- _TASK TO COMPLETE_: Output all records precisely as written.

- _Stored data_:
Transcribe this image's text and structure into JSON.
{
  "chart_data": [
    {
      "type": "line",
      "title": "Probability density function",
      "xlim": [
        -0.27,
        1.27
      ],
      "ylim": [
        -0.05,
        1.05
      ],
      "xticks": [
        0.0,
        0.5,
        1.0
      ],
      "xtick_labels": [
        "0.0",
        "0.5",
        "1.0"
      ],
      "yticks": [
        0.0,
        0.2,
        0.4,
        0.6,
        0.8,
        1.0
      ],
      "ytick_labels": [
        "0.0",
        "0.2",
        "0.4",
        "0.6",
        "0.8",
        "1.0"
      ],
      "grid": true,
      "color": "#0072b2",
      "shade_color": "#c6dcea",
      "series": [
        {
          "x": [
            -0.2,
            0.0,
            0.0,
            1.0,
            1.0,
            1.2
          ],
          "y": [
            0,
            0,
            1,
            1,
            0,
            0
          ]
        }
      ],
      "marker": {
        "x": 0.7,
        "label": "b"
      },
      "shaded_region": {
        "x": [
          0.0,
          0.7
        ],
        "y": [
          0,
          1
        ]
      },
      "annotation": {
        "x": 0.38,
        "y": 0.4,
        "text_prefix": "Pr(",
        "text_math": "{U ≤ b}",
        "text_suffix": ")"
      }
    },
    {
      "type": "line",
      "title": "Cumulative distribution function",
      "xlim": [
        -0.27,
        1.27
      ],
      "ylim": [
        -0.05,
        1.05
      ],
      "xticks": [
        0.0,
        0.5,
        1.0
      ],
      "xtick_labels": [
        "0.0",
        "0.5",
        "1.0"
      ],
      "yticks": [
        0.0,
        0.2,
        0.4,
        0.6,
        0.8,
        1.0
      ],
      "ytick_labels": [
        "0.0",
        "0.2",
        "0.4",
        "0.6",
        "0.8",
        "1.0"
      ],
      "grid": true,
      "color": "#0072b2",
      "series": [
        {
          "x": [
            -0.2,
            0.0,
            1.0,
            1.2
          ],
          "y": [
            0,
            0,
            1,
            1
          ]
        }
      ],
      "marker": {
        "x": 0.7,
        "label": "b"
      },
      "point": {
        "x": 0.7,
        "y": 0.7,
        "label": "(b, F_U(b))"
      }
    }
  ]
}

- _RESULT FOR THIS TASK_:
Transcribe this image's text and structure into JSON.
{
  "chart_data": [
    {
      "type": "line",
      "title": "Probability density function",
      "xlim": [
        -0.27,
        1.27
      ],
      "ylim": [
        -0.05,
        1.05
      ],
      "xticks": [
        0.0,
        0.5,
        1.0
      ],
      "xtick_labels": [
        "0.0",
        "0.5",
        "1.0"
      ],
      "yticks": [
        0.0,
        0.2,
        0.4,
        0.6,
        0.8,
        1.0
      ],
      "ytick_labels": [
        "0.0",
        "0.2",
        "0.4",
        "0.6",
        "0.8",
        "1.0"
      ],
      "grid": true,
      "color": "#0072b2",
      "shade_color": "#c6dcea",
      "series": [
        {
          "x": [
            -0.2,
            0.0,
            0.0,
            1.0,
            1.0,
            1.2
          ],
          "y": [
            0,
            0,
            1,
            1,
            0,
            0
          ]
        }
      ],
      "marker": {
        "x": 0.7,
        "label": "b"
      },
      "shaded_region": {
        "x": [
          0.0,
          0.7
        ],
        "y": [
          0,
          1
        ]
      },
      "annotation": {
        "x": 0.38,
        "y": 0.4,
        "text_prefix": "Pr(",
        "text_math": "{U ≤ b}",
        "text_suffix": ")"
      }
    },
    {
      "type": "line",
      "title": "Cumulative distribution function",
      "xlim": [
        -0.27,
        1.27
      ],
      "ylim": [
        -0.05,
        1.05
      ],
      "xticks": [
        0.0,
        0.5,
        1.0
      ],
      "xtick_labels": [
        "0.0",
        "0.5",
        "1.0"
      ],
      "yticks": [
        0.0,
        0.2,
        0.4,
        0.6,
        0.8,
        1.0
      ],
      "ytick_labels": [
        "0.0",
        "0.2",
        "0.4",
        "0.6",
        "0.8",
        "1.0"
      ],
      "grid": true,
      "color": "#0072b2",
      "series": [
        {
          "x": [
            -0.2,
            0.0,
            1.0,
            1.2
          ],
          "y": [
            0,
            0,
            1,
            1
          ]
        }
      ],
      "marker": {
        "x": 0.7,
        "label": "b"
      },
      "point": {
        "x": 0.7,
        "y": 0.7,
        "label": "(b, F_U(b))"
      }
    }
  ]
}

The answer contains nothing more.